### Task
Report how many lines in the records hold the string "color"; give the number and nothing else.

### Listed records

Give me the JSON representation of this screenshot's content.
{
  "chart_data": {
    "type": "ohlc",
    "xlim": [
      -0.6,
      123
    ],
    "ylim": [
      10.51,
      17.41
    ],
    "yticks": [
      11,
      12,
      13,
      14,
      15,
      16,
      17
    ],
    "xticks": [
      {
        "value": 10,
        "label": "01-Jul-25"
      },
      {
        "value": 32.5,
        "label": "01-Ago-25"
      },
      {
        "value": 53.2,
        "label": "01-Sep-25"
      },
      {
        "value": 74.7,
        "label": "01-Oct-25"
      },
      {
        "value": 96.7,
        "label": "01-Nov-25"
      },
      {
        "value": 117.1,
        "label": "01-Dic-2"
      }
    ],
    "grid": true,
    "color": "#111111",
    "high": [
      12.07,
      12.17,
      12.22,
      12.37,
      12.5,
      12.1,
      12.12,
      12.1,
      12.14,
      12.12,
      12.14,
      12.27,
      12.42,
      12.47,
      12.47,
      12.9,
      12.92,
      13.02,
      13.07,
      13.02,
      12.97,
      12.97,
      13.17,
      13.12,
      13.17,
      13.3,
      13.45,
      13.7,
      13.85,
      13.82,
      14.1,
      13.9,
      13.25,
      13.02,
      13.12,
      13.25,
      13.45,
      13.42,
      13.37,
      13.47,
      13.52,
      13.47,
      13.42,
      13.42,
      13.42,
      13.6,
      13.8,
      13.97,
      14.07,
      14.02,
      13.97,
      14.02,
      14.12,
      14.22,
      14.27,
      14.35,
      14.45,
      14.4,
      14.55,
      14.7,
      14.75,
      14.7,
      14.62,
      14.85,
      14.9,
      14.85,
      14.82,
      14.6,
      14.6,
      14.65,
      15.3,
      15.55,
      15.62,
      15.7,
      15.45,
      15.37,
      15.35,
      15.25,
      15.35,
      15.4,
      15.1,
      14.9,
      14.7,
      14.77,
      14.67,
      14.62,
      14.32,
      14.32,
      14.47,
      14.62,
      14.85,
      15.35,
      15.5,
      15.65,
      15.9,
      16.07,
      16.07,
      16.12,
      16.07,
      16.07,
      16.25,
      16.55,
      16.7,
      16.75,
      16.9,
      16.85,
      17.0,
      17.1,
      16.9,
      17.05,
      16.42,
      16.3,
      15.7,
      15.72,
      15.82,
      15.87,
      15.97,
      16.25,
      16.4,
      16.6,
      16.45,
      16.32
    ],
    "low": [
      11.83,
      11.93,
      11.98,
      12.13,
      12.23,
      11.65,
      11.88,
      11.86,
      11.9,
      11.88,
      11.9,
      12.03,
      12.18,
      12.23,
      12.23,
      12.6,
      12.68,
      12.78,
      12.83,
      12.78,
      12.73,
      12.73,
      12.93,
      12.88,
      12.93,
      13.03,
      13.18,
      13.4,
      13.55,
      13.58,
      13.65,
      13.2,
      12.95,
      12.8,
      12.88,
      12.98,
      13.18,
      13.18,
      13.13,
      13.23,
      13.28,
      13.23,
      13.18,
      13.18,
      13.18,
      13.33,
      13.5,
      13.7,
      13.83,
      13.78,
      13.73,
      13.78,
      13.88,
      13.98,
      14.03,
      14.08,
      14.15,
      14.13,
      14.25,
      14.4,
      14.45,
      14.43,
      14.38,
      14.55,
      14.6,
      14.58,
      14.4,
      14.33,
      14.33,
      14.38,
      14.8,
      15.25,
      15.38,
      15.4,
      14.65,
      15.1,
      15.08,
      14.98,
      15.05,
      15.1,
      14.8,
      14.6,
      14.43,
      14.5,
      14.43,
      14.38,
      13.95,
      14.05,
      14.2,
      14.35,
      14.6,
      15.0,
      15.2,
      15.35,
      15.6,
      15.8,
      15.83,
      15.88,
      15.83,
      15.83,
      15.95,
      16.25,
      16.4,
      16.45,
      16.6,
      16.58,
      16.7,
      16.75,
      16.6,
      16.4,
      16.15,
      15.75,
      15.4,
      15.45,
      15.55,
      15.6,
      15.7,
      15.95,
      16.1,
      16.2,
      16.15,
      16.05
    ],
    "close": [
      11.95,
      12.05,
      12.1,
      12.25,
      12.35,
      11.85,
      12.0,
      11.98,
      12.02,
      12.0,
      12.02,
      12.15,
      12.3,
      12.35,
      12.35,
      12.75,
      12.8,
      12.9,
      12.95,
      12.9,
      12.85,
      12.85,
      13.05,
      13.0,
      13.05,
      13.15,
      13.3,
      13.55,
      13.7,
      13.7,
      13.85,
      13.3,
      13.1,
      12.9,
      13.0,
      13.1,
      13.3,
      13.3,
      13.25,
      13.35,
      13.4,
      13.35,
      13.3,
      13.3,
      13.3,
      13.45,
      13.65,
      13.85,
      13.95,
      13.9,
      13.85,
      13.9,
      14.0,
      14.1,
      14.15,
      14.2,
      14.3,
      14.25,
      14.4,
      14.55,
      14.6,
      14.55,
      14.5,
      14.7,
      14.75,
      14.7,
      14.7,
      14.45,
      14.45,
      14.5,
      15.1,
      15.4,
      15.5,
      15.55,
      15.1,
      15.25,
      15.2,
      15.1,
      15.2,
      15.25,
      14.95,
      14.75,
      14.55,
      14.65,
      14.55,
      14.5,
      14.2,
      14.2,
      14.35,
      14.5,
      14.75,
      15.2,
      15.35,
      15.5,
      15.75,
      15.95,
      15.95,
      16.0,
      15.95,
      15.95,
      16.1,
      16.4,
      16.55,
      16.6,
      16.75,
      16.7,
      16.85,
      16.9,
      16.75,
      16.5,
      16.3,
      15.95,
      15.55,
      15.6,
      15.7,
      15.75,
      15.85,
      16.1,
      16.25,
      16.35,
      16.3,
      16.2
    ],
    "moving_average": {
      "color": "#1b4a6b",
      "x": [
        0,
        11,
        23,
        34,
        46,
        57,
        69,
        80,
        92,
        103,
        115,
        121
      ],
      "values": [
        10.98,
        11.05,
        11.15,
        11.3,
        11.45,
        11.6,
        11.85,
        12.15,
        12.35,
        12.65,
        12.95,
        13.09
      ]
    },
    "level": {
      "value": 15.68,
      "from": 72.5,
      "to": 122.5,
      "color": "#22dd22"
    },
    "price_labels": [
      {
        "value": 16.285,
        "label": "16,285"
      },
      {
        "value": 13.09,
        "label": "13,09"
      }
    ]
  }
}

### Exercise output
3